Task requirements :: Write out all records as given; omit images.

>> begin

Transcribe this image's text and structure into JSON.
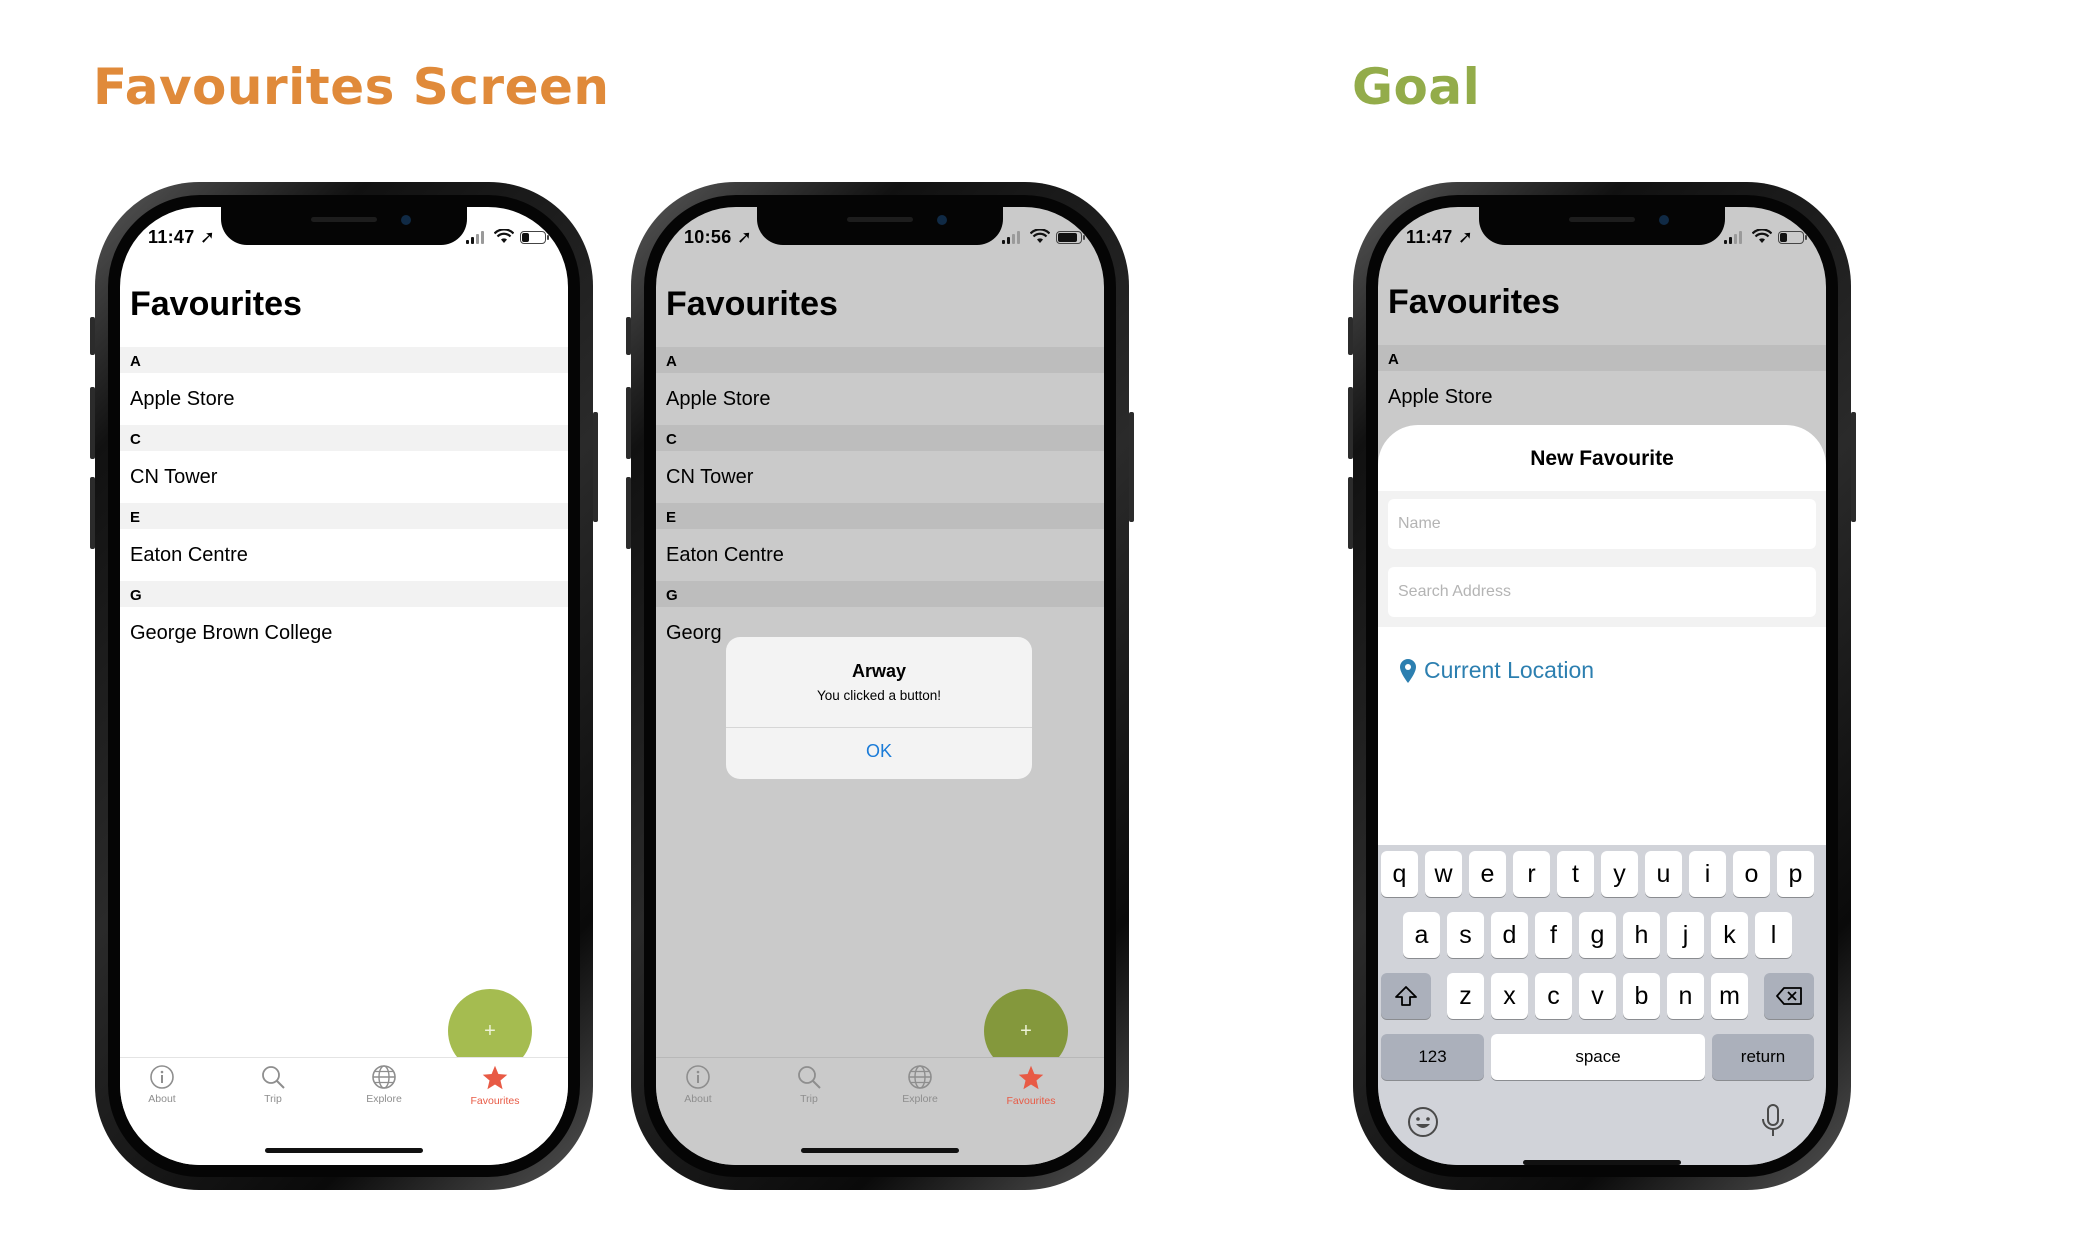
{
  "headings": {
    "left": "Favourites Screen",
    "right": "Goal"
  },
  "favourites": {
    "title": "Favourites",
    "sections": [
      {
        "letter": "A",
        "item": "Apple Store"
      },
      {
        "letter": "C",
        "item": "CN Tower"
      },
      {
        "letter": "E",
        "item": "Eaton Centre"
      },
      {
        "letter": "G",
        "item": "George Brown College"
      }
    ],
    "fab_label": "+"
  },
  "phones": [
    {
      "time": "11:47"
    },
    {
      "time": "10:56"
    },
    {
      "time": "11:47"
    }
  ],
  "phone2": {
    "truncated_item": "Georg"
  },
  "tabs": [
    {
      "label": "About",
      "icon": "info-icon"
    },
    {
      "label": "Trip",
      "icon": "search-icon"
    },
    {
      "label": "Explore",
      "icon": "globe-icon"
    },
    {
      "label": "Favourites",
      "icon": "star-icon"
    }
  ],
  "alert": {
    "title": "Arway",
    "message": "You clicked a button!",
    "ok": "OK"
  },
  "goal": {
    "title": "Favourites",
    "section": "A",
    "item": "Apple Store",
    "sheet_title": "New Favourite",
    "name_placeholder": "Name",
    "address_placeholder": "Search Address",
    "current_location": "Current Location"
  },
  "keyboard": {
    "row1": [
      "q",
      "w",
      "e",
      "r",
      "t",
      "y",
      "u",
      "i",
      "o",
      "p"
    ],
    "row2": [
      "a",
      "s",
      "d",
      "f",
      "g",
      "h",
      "j",
      "k",
      "l"
    ],
    "row3": [
      "z",
      "x",
      "c",
      "v",
      "b",
      "n",
      "m"
    ],
    "numbers": "123",
    "space": "space",
    "return": "return"
  },
  "colors": {
    "accent_orange": "#e08a3a",
    "accent_green": "#93ac4a",
    "fab": "#a5bc50",
    "active_tab": "#e85a45",
    "link_blue": "#2c7fb0"
  }
}
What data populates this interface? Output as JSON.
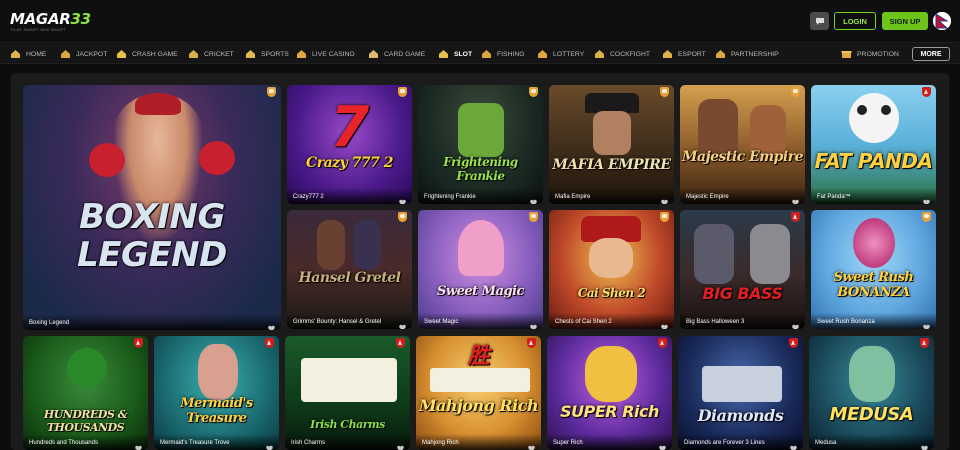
{
  "brand": {
    "logo_main": "MAGAR",
    "logo_num": "33",
    "logo_tag": "PLAY SMART WIN SMART",
    "accent": "#7ed321"
  },
  "header": {
    "chat_icon": "chat-bubble-icon",
    "login_label": "LOGIN",
    "signup_label": "SIGN UP",
    "flag_icon": "nepal-flag-icon"
  },
  "nav": {
    "items": [
      {
        "label": "HOME",
        "icon": "home-icon"
      },
      {
        "label": "JACKPOT",
        "icon": "jackpot-icon"
      },
      {
        "label": "CRASH GAME",
        "icon": "rocket-icon"
      },
      {
        "label": "CRICKET",
        "icon": "cricket-icon"
      },
      {
        "label": "SPORTS",
        "icon": "sports-icon"
      },
      {
        "label": "LIVE CASINO",
        "icon": "live-casino-icon"
      },
      {
        "label": "CARD GAME",
        "icon": "cards-icon"
      },
      {
        "label": "SLOT",
        "icon": "slot-icon",
        "active": true
      },
      {
        "label": "FISHING",
        "icon": "fish-icon"
      },
      {
        "label": "LOTTERY",
        "icon": "lottery-icon"
      },
      {
        "label": "COCKFIGHT",
        "icon": "rooster-icon"
      },
      {
        "label": "ESPORT",
        "icon": "gamepad-icon"
      },
      {
        "label": "PARTNERSHIP",
        "icon": "partnership-icon"
      }
    ],
    "promotion_label": "PROMOTION",
    "promotion_icon": "gift-icon",
    "more_label": "MORE"
  },
  "games": {
    "featured": {
      "name": "Boxing Legend",
      "art_title_1": "BOXING",
      "art_title_2": "LEGEND",
      "badge": "orange"
    },
    "row1": [
      {
        "name": "Crazy777 2",
        "art_title": "Crazy 777 2",
        "badge": "orange"
      },
      {
        "name": "Frightening Frankie",
        "art_title": "Frightening Frankie",
        "badge": "orange"
      },
      {
        "name": "Mafia Empire",
        "art_title": "MAFIA EMPIRE",
        "badge": "orange"
      },
      {
        "name": "Majestic Empire",
        "art_title": "Majestic Empire",
        "badge": "orange"
      },
      {
        "name": "Fat Panda™",
        "art_title": "FAT PANDA",
        "badge": "red"
      }
    ],
    "row2": [
      {
        "name": "Grimms' Bounty: Hansel & Gretel",
        "art_title": "Hansel Gretel",
        "badge": "orange"
      },
      {
        "name": "Sweet Magic",
        "art_title": "Sweet Magic",
        "badge": "orange"
      },
      {
        "name": "Chests of Cai Shen 2",
        "art_title": "Cai Shen 2",
        "badge": "orange"
      },
      {
        "name": "Big Bass Halloween 3",
        "art_title": "BIG BASS",
        "badge": "red"
      },
      {
        "name": "Sweet Rush Bonanza",
        "art_title": "Sweet Rush BONANZA",
        "badge": "orange"
      }
    ],
    "row3": [
      {
        "name": "Hundreds and Thousands",
        "art_title": "HUNDREDS & THOUSANDS",
        "badge": "red"
      },
      {
        "name": "Mermaid's Treasure Trove",
        "art_title": "Mermaid's Treasure",
        "badge": "red"
      },
      {
        "name": "Irish Charms",
        "art_title": "Irish Charms",
        "badge": "red"
      },
      {
        "name": "Mahjong Rich",
        "art_title": "Mahjong Rich",
        "badge": "red"
      },
      {
        "name": "Super Rich",
        "art_title": "SUPER Rich",
        "badge": "red"
      },
      {
        "name": "Diamonds are Forever 3 Lines",
        "art_title": "Diamonds",
        "badge": "red"
      },
      {
        "name": "Medusa",
        "art_title": "MEDUSA",
        "badge": "red"
      }
    ]
  }
}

>> end

Result below ::
Transcribe this image's text and structure into JSON.
{
  "headings": {
    "left": "Favourites Screen",
    "right": "Goal"
  },
  "favourites": {
    "title": "Favourites",
    "sections": [
      {
        "letter": "A",
        "item": "Apple Store"
      },
      {
        "letter": "C",
        "item": "CN Tower"
      },
      {
        "letter": "E",
        "item": "Eaton Centre"
      },
      {
        "letter": "G",
        "item": "George Brown College"
      }
    ],
    "fab_label": "+"
  },
  "phones": [
    {
      "time": "11:47"
    },
    {
      "time": "10:56"
    },
    {
      "time": "11:47"
    }
  ],
  "phone2": {
    "truncated_item": "Georg"
  },
  "tabs": [
    {
      "label": "About",
      "icon": "info-icon"
    },
    {
      "label": "Trip",
      "icon": "search-icon"
    },
    {
      "label": "Explore",
      "icon": "globe-icon"
    },
    {
      "label": "Favourites",
      "icon": "star-icon"
    }
  ],
  "alert": {
    "title": "Arway",
    "message": "You clicked a button!",
    "ok": "OK"
  },
  "goal": {
    "title": "Favourites",
    "section": "A",
    "item": "Apple Store",
    "sheet_title": "New Favourite",
    "name_placeholder": "Name",
    "address_placeholder": "Search Address",
    "current_location": "Current Location"
  },
  "keyboard": {
    "row1": [
      "q",
      "w",
      "e",
      "r",
      "t",
      "y",
      "u",
      "i",
      "o",
      "p"
    ],
    "row2": [
      "a",
      "s",
      "d",
      "f",
      "g",
      "h",
      "j",
      "k",
      "l"
    ],
    "row3": [
      "z",
      "x",
      "c",
      "v",
      "b",
      "n",
      "m"
    ],
    "numbers": "123",
    "space": "space",
    "return": "return"
  },
  "colors": {
    "accent_orange": "#e08a3a",
    "accent_green": "#93ac4a",
    "fab": "#a5bc50",
    "active_tab": "#e85a45",
    "link_blue": "#2c7fb0"
  }
}
What data populates this interface? Output as JSON.
{
  "brand": {
    "logo_main": "MAGAR",
    "logo_num": "33",
    "logo_tag": "PLAY SMART WIN SMART",
    "accent": "#7ed321"
  },
  "header": {
    "chat_icon": "chat-bubble-icon",
    "login_label": "LOGIN",
    "signup_label": "SIGN UP",
    "flag_icon": "nepal-flag-icon"
  },
  "nav": {
    "items": [
      {
        "label": "HOME",
        "icon": "home-icon"
      },
      {
        "label": "JACKPOT",
        "icon": "jackpot-icon"
      },
      {
        "label": "CRASH GAME",
        "icon": "rocket-icon"
      },
      {
        "label": "CRICKET",
        "icon": "cricket-icon"
      },
      {
        "label": "SPORTS",
        "icon": "sports-icon"
      },
      {
        "label": "LIVE CASINO",
        "icon": "live-casino-icon"
      },
      {
        "label": "CARD GAME",
        "icon": "cards-icon"
      },
      {
        "label": "SLOT",
        "icon": "slot-icon",
        "active": true
      },
      {
        "label": "FISHING",
        "icon": "fish-icon"
      },
      {
        "label": "LOTTERY",
        "icon": "lottery-icon"
      },
      {
        "label": "COCKFIGHT",
        "icon": "rooster-icon"
      },
      {
        "label": "ESPORT",
        "icon": "gamepad-icon"
      },
      {
        "label": "PARTNERSHIP",
        "icon": "partnership-icon"
      }
    ],
    "promotion_label": "PROMOTION",
    "promotion_icon": "gift-icon",
    "more_label": "MORE"
  },
  "games": {
    "featured": {
      "name": "Boxing Legend",
      "art_title_1": "BOXING",
      "art_title_2": "LEGEND",
      "badge": "orange"
    },
    "row1": [
      {
        "name": "Crazy777 2",
        "art_title": "Crazy 777 2",
        "badge": "orange"
      },
      {
        "name": "Frightening Frankie",
        "art_title": "Frightening Frankie",
        "badge": "orange"
      },
      {
        "name": "Mafia Empire",
        "art_title": "MAFIA EMPIRE",
        "badge": "orange"
      },
      {
        "name": "Majestic Empire",
        "art_title": "Majestic Empire",
        "badge": "orange"
      },
      {
        "name": "Fat Panda™",
        "art_title": "FAT PANDA",
        "badge": "red"
      }
    ],
    "row2": [
      {
        "name": "Grimms' Bounty: Hansel & Gretel",
        "art_title": "Hansel Gretel",
        "badge": "orange"
      },
      {
        "name": "Sweet Magic",
        "art_title": "Sweet Magic",
        "badge": "orange"
      },
      {
        "name": "Chests of Cai Shen 2",
        "art_title": "Cai Shen 2",
        "badge": "orange"
      },
      {
        "name": "Big Bass Halloween 3",
        "art_title": "BIG BASS",
        "badge": "red"
      },
      {
        "name": "Sweet Rush Bonanza",
        "art_title": "Sweet Rush BONANZA",
        "badge": "orange"
      }
    ],
    "row3": [
      {
        "name": "Hundreds and Thousands",
        "art_title": "HUNDREDS & THOUSANDS",
        "badge": "red"
      },
      {
        "name": "Mermaid's Treasure Trove",
        "art_title": "Mermaid's Treasure",
        "badge": "red"
      },
      {
        "name": "Irish Charms",
        "art_title": "Irish Charms",
        "badge": "red"
      },
      {
        "name": "Mahjong Rich",
        "art_title": "Mahjong Rich",
        "badge": "red"
      },
      {
        "name": "Super Rich",
        "art_title": "SUPER Rich",
        "badge": "red"
      },
      {
        "name": "Diamonds are Forever 3 Lines",
        "art_title": "Diamonds",
        "badge": "red"
      },
      {
        "name": "Medusa",
        "art_title": "MEDUSA",
        "badge": "red"
      }
    ]
  }
}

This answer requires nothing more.